== Input rows ==

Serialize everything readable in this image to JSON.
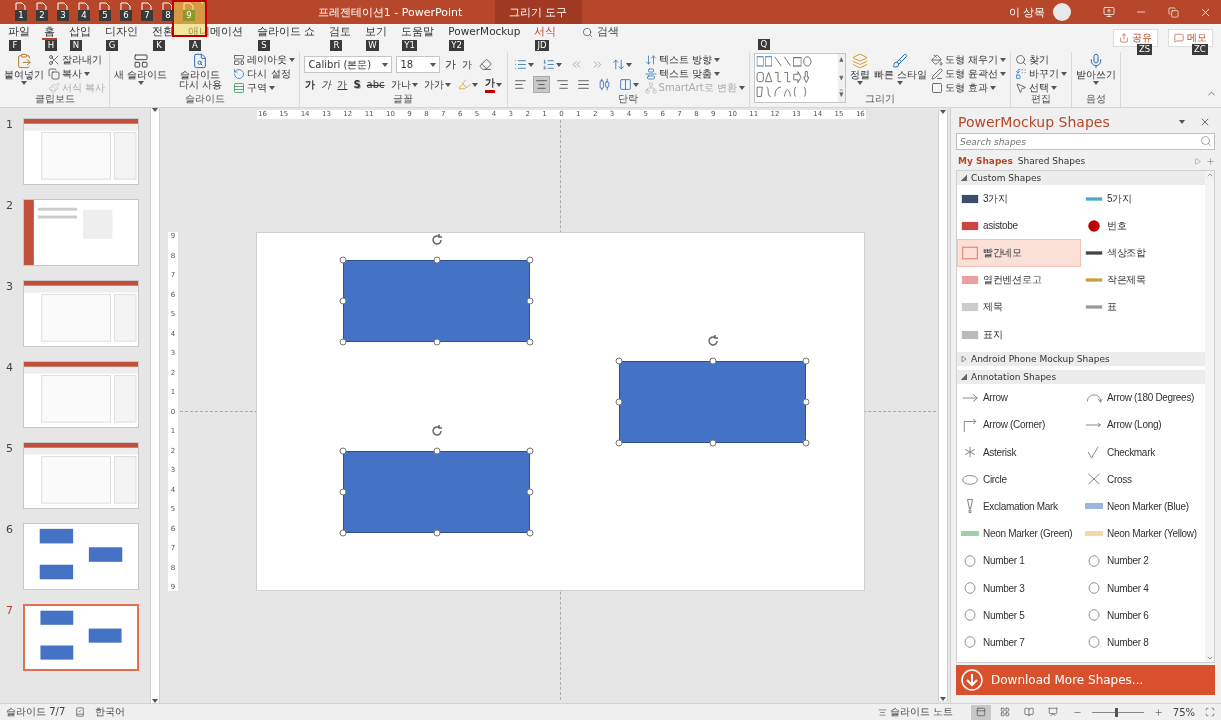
{
  "title_bar": {
    "quick_access": [
      {
        "keytip": "1",
        "highlighted": false
      },
      {
        "keytip": "2",
        "highlighted": false
      },
      {
        "keytip": "3",
        "highlighted": false
      },
      {
        "keytip": "4",
        "highlighted": false
      },
      {
        "keytip": "5",
        "highlighted": false
      },
      {
        "keytip": "6",
        "highlighted": false
      },
      {
        "keytip": "7",
        "highlighted": false
      },
      {
        "keytip": "8",
        "highlighted": false
      },
      {
        "keytip": "9",
        "highlighted": true
      }
    ],
    "title": "프레젠테이션1  -  PowerPoint",
    "context_tab": "그리기 도구",
    "user": "이 상목"
  },
  "tabs": [
    {
      "label": "파일",
      "keytip": "F",
      "selected": false,
      "contextual": false
    },
    {
      "label": "홈",
      "keytip": "H",
      "selected": true,
      "contextual": false
    },
    {
      "label": "삽입",
      "keytip": "N",
      "selected": false,
      "contextual": false
    },
    {
      "label": "디자인",
      "keytip": "G",
      "selected": false,
      "contextual": false
    },
    {
      "label": "전환",
      "keytip": "K",
      "selected": false,
      "contextual": false
    },
    {
      "label": "애니메이션",
      "keytip": "A",
      "selected": false,
      "contextual": false
    },
    {
      "label": "슬라이드 쇼",
      "keytip": "S",
      "selected": false,
      "contextual": false
    },
    {
      "label": "검토",
      "keytip": "R",
      "selected": false,
      "contextual": false
    },
    {
      "label": "보기",
      "keytip": "W",
      "selected": false,
      "contextual": false
    },
    {
      "label": "도움말",
      "keytip": "Y1",
      "selected": false,
      "contextual": false
    },
    {
      "label": "PowerMockup",
      "keytip": "Y2",
      "selected": false,
      "contextual": false
    },
    {
      "label": "서식",
      "keytip": "JD",
      "selected": false,
      "contextual": true
    }
  ],
  "tell_me": {
    "label": "검색"
  },
  "share_buttons": [
    {
      "label": "공유",
      "keytip": "ZS"
    },
    {
      "label": "메모",
      "keytip": "ZC"
    }
  ],
  "ribbon": {
    "groups": [
      {
        "title": "클립보드",
        "columns": [
          [
            {
              "kind": "large",
              "label": "붙여넣기",
              "menu": true
            }
          ],
          [
            {
              "kind": "small",
              "label": "잘라내기",
              "menu": false,
              "disabled": false
            },
            {
              "kind": "small",
              "label": "복사",
              "menu": true,
              "disabled": false
            },
            {
              "kind": "small",
              "label": "서식 복사",
              "menu": false,
              "disabled": true
            }
          ]
        ]
      },
      {
        "title": "슬라이드",
        "columns": [
          [
            {
              "kind": "large",
              "label": "새 슬라이드",
              "menu": true
            }
          ],
          [
            {
              "kind": "large",
              "label": "슬라이드 다시 사용",
              "menu": false
            }
          ],
          [
            {
              "kind": "small",
              "label": "레이아웃",
              "menu": true,
              "disabled": false
            },
            {
              "kind": "small",
              "label": "다시 설정",
              "menu": false,
              "disabled": false
            },
            {
              "kind": "small",
              "label": "구역",
              "menu": true,
              "disabled": false
            }
          ]
        ]
      },
      {
        "title": "글꼴",
        "columns": [
          [
            {
              "kind": "row",
              "items": [
                {
                  "kind": "combo",
                  "value": "Calibri (본문)",
                  "menu": true
                },
                {
                  "kind": "combo",
                  "value": "18",
                  "menu": true
                },
                {
                  "kind": "glyph",
                  "label": "가",
                  "menu": false
                },
                {
                  "kind": "glyph",
                  "label": "가",
                  "menu": false
                },
                {
                  "kind": "icon",
                  "selected": false,
                  "menu": false
                }
              ]
            },
            {
              "kind": "row",
              "items": [
                {
                  "kind": "glyph",
                  "label": "가",
                  "menu": false
                },
                {
                  "kind": "glyph",
                  "label": "가",
                  "menu": false
                },
                {
                  "kind": "glyph",
                  "label": "가",
                  "menu": false
                },
                {
                  "kind": "glyph",
                  "label": "S",
                  "menu": false
                },
                {
                  "kind": "glyph",
                  "label": "abc",
                  "menu": false
                },
                {
                  "kind": "glyph",
                  "label": "가나",
                  "menu": true
                },
                {
                  "kind": "glyph",
                  "label": "가가",
                  "menu": true
                },
                {
                  "kind": "icon",
                  "selected": false,
                  "menu": true
                },
                {
                  "kind": "glyph",
                  "label": "가",
                  "menu": true
                }
              ]
            }
          ]
        ]
      },
      {
        "title": "단락",
        "columns": [
          [
            {
              "kind": "row",
              "items": [
                {
                  "kind": "icon",
                  "selected": false,
                  "menu": true
                },
                {
                  "kind": "icon",
                  "selected": false,
                  "menu": true
                },
                {
                  "kind": "icon",
                  "selected": false,
                  "menu": false
                },
                {
                  "kind": "icon",
                  "selected": false,
                  "menu": false
                },
                {
                  "kind": "icon",
                  "selected": false,
                  "menu": true
                }
              ]
            },
            {
              "kind": "row",
              "items": [
                {
                  "kind": "icon",
                  "selected": false,
                  "menu": false
                },
                {
                  "kind": "icon",
                  "selected": true,
                  "menu": false
                },
                {
                  "kind": "icon",
                  "selected": false,
                  "menu": false
                },
                {
                  "kind": "icon",
                  "selected": false,
                  "menu": false
                },
                {
                  "kind": "icon",
                  "selected": false,
                  "menu": false
                },
                {
                  "kind": "icon",
                  "selected": false,
                  "menu": true
                }
              ]
            }
          ],
          [
            {
              "kind": "small",
              "label": "텍스트 방향",
              "menu": true,
              "disabled": false
            },
            {
              "kind": "small",
              "label": "텍스트 맞춤",
              "menu": true,
              "disabled": false
            },
            {
              "kind": "small",
              "label": "SmartArt로 변환",
              "menu": true,
              "disabled": true
            }
          ]
        ]
      },
      {
        "title": "그리기",
        "keytip": "Q",
        "columns": [
          [
            {
              "kind": "gallery"
            }
          ],
          [
            {
              "kind": "large",
              "label": "정렬",
              "menu": true
            }
          ],
          [
            {
              "kind": "large",
              "label": "빠른 스타일",
              "menu": true
            }
          ],
          [
            {
              "kind": "small",
              "label": "도형 채우기",
              "menu": true,
              "disabled": false
            },
            {
              "kind": "small",
              "label": "도형 윤곽선",
              "menu": true,
              "disabled": false
            },
            {
              "kind": "small",
              "label": "도형 효과",
              "menu": true,
              "disabled": false
            }
          ]
        ]
      },
      {
        "title": "편집",
        "columns": [
          [
            {
              "kind": "small",
              "label": "찾기",
              "menu": false,
              "disabled": false
            },
            {
              "kind": "small",
              "label": "바꾸기",
              "menu": true,
              "disabled": false
            },
            {
              "kind": "small",
              "label": "선택",
              "menu": true,
              "disabled": false
            }
          ]
        ]
      },
      {
        "title": "음성",
        "columns": [
          [
            {
              "kind": "large",
              "label": "받아쓰기",
              "menu": true
            }
          ]
        ]
      }
    ]
  },
  "slides": [
    {
      "number": "1",
      "kind": "screenshot",
      "selected": false
    },
    {
      "number": "2",
      "kind": "backstage",
      "selected": false
    },
    {
      "number": "3",
      "kind": "screenshot",
      "selected": false
    },
    {
      "number": "4",
      "kind": "screenshot",
      "selected": false
    },
    {
      "number": "5",
      "kind": "screenshot",
      "selected": false
    },
    {
      "number": "6",
      "kind": "shapes",
      "selected": false
    },
    {
      "number": "7",
      "kind": "shapes",
      "selected": true
    }
  ],
  "rulers": {
    "horizontal": [
      "16",
      "15",
      "14",
      "13",
      "12",
      "11",
      "10",
      "9",
      "8",
      "7",
      "6",
      "5",
      "4",
      "3",
      "2",
      "1",
      "0",
      "1",
      "2",
      "3",
      "4",
      "5",
      "6",
      "7",
      "8",
      "9",
      "10",
      "11",
      "12",
      "13",
      "14",
      "15",
      "16"
    ],
    "vertical": [
      "9",
      "8",
      "7",
      "6",
      "5",
      "4",
      "3",
      "2",
      "1",
      "0",
      "1",
      "2",
      "3",
      "4",
      "5",
      "6",
      "7",
      "8",
      "9"
    ]
  },
  "canvas_shapes": [
    {
      "kind": "rectangle",
      "selected": true
    },
    {
      "kind": "rectangle",
      "selected": true
    },
    {
      "kind": "rectangle",
      "selected": true
    }
  ],
  "shapes_panel": {
    "title": "PowerMockup Shapes",
    "search": {
      "placeholder": "Search shapes"
    },
    "tabs": [
      {
        "label": "My Shapes",
        "selected": true
      },
      {
        "label": "Shared Shapes",
        "selected": false
      }
    ],
    "sections": [
      {
        "title": "Custom Shapes",
        "expanded": true,
        "kind": "custom",
        "items": [
          {
            "label": "3가지",
            "selected": false
          },
          {
            "label": "5가지",
            "selected": false
          },
          {
            "label": "asistobe",
            "selected": false
          },
          {
            "label": "번호",
            "selected": false
          },
          {
            "label": "빨간네모",
            "selected": true
          },
          {
            "label": "색상조합",
            "selected": false
          },
          {
            "label": "열컨벤션로고",
            "selected": false
          },
          {
            "label": "작은제목",
            "selected": false
          },
          {
            "label": "제목",
            "selected": false
          },
          {
            "label": "표",
            "selected": false
          },
          {
            "label": "표지",
            "selected": false
          }
        ]
      },
      {
        "title": "Android Phone Mockup Shapes",
        "expanded": false
      },
      {
        "title": "Annotation Shapes",
        "expanded": true,
        "kind": "annotation",
        "items": [
          {
            "label": "Arrow",
            "selected": false
          },
          {
            "label": "Arrow (180 Degrees)",
            "selected": false
          },
          {
            "label": "Arrow (Corner)",
            "selected": false
          },
          {
            "label": "Arrow (Long)",
            "selected": false
          },
          {
            "label": "Asterisk",
            "selected": false
          },
          {
            "label": "Checkmark",
            "selected": false
          },
          {
            "label": "Circle",
            "selected": false
          },
          {
            "label": "Cross",
            "selected": false
          },
          {
            "label": "Exclamation Mark",
            "selected": false
          },
          {
            "label": "Neon Marker (Blue)",
            "selected": false
          },
          {
            "label": "Neon Marker (Green)",
            "selected": false
          },
          {
            "label": "Neon Marker (Yellow)",
            "selected": false
          },
          {
            "label": "Number 1",
            "selected": false
          },
          {
            "label": "Number 2",
            "selected": false
          },
          {
            "label": "Number 3",
            "selected": false
          },
          {
            "label": "Number 4",
            "selected": false
          },
          {
            "label": "Number 5",
            "selected": false
          },
          {
            "label": "Number 6",
            "selected": false
          },
          {
            "label": "Number 7",
            "selected": false
          },
          {
            "label": "Number 8",
            "selected": false
          }
        ]
      }
    ],
    "download_button": "Download More Shapes..."
  },
  "status_bar": {
    "slide": "슬라이드 7/7",
    "language": "한국어",
    "notes": "슬라이드 노트",
    "views": [
      {
        "selected": true
      },
      {
        "selected": false
      },
      {
        "selected": false
      },
      {
        "selected": false
      }
    ],
    "zoom": {
      "level": 0.47,
      "reading": "75%"
    }
  }
}
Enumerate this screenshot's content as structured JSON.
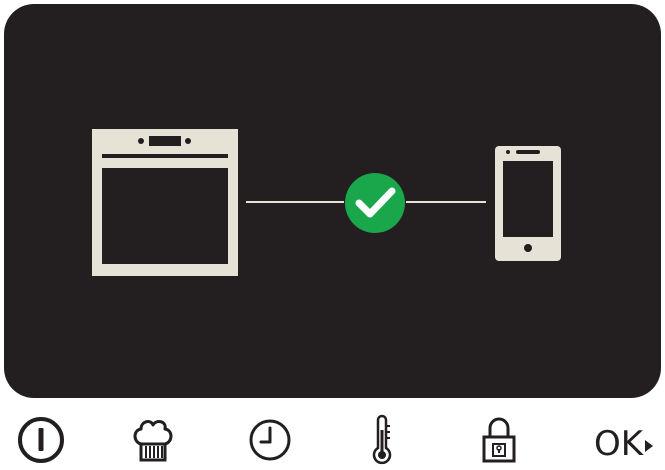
{
  "colors": {
    "screen_background": "#231f20",
    "icon_light": "#e7e2d6",
    "success_green": "#1aa64a",
    "check_white": "#ffffff",
    "control_icon": "#231f20"
  },
  "screen": {
    "status": "connected",
    "left_device_icon": "oven-icon",
    "right_device_icon": "smartphone-icon",
    "status_icon": "check-circle-icon"
  },
  "controls": {
    "items": [
      {
        "icon": "power-icon"
      },
      {
        "icon": "chef-hat-icon"
      },
      {
        "icon": "clock-icon"
      },
      {
        "icon": "thermometer-icon"
      },
      {
        "icon": "lock-icon"
      }
    ],
    "ok_label": "OK"
  }
}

== Given request ==
Quote exactly, and only, the lines from the line containing "Enumerate this screenshot's" through the final line of the records above, both included, omitting any pictures.

== Answer in full ==
Enumerate this screenshot's content as structured JSON.
{
  "colors": {
    "screen_background": "#231f20",
    "icon_light": "#e7e2d6",
    "success_green": "#1aa64a",
    "check_white": "#ffffff",
    "control_icon": "#231f20"
  },
  "screen": {
    "status": "connected",
    "left_device_icon": "oven-icon",
    "right_device_icon": "smartphone-icon",
    "status_icon": "check-circle-icon"
  },
  "controls": {
    "items": [
      {
        "icon": "power-icon"
      },
      {
        "icon": "chef-hat-icon"
      },
      {
        "icon": "clock-icon"
      },
      {
        "icon": "thermometer-icon"
      },
      {
        "icon": "lock-icon"
      }
    ],
    "ok_label": "OK"
  }
}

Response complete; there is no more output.